:: GIVEN ENTRIES ::

• • • • •

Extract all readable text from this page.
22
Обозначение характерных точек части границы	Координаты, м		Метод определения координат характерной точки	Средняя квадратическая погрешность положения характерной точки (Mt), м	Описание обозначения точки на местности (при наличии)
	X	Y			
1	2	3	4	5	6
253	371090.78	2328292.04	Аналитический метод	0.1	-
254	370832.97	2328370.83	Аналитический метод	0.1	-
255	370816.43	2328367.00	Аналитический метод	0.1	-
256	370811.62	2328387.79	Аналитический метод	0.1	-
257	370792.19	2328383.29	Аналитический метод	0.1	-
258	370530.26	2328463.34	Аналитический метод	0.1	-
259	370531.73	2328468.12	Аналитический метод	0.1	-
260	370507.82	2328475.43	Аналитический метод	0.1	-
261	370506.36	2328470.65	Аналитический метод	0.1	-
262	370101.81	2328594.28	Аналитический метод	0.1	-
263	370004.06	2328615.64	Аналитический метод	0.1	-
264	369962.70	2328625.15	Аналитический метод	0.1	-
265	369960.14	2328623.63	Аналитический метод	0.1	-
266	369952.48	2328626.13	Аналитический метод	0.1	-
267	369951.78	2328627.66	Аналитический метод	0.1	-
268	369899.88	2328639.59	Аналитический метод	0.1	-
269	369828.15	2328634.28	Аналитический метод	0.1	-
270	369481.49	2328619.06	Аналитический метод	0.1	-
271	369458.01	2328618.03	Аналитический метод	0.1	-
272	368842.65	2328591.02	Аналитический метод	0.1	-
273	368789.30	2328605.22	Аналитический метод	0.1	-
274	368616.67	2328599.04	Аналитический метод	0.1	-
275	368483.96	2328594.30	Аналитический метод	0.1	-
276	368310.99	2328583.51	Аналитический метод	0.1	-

• • • • •

:: WHAT NEEDS TO BE DONE ::
Give the material above again, word for word.

:: RESPONSE ::
Extract all readable text from this page.
22
Обозначение характерных точек части границы	Координаты, м		Метод определения координат характерной точки	Средняя квадратическая погрешность положения характерной точки (Mt), м	Описание обозначения точки на местности (при наличии)
	X	Y			
1	2	3	4	5	6
253	371090.78	2328292.04	Аналитический метод	0.1	-
254	370832.97	2328370.83	Аналитический метод	0.1	-
255	370816.43	2328367.00	Аналитический метод	0.1	-
256	370811.62	2328387.79	Аналитический метод	0.1	-
257	370792.19	2328383.29	Аналитический метод	0.1	-
258	370530.26	2328463.34	Аналитический метод	0.1	-
259	370531.73	2328468.12	Аналитический метод	0.1	-
260	370507.82	2328475.43	Аналитический метод	0.1	-
261	370506.36	2328470.65	Аналитический метод	0.1	-
262	370101.81	2328594.28	Аналитический метод	0.1	-
263	370004.06	2328615.64	Аналитический метод	0.1	-
264	369962.70	2328625.15	Аналитический метод	0.1	-
265	369960.14	2328623.63	Аналитический метод	0.1	-
266	369952.48	2328626.13	Аналитический метод	0.1	-
267	369951.78	2328627.66	Аналитический метод	0.1	-
268	369899.88	2328639.59	Аналитический метод	0.1	-
269	369828.15	2328634.28	Аналитический метод	0.1	-
270	369481.49	2328619.06	Аналитический метод	0.1	-
271	369458.01	2328618.03	Аналитический метод	0.1	-
272	368842.65	2328591.02	Аналитический метод	0.1	-
273	368789.30	2328605.22	Аналитический метод	0.1	-
274	368616.67	2328599.04	Аналитический метод	0.1	-
275	368483.96	2328594.30	Аналитический метод	0.1	-
276	368310.99	2328583.51	Аналитический метод	0.1	-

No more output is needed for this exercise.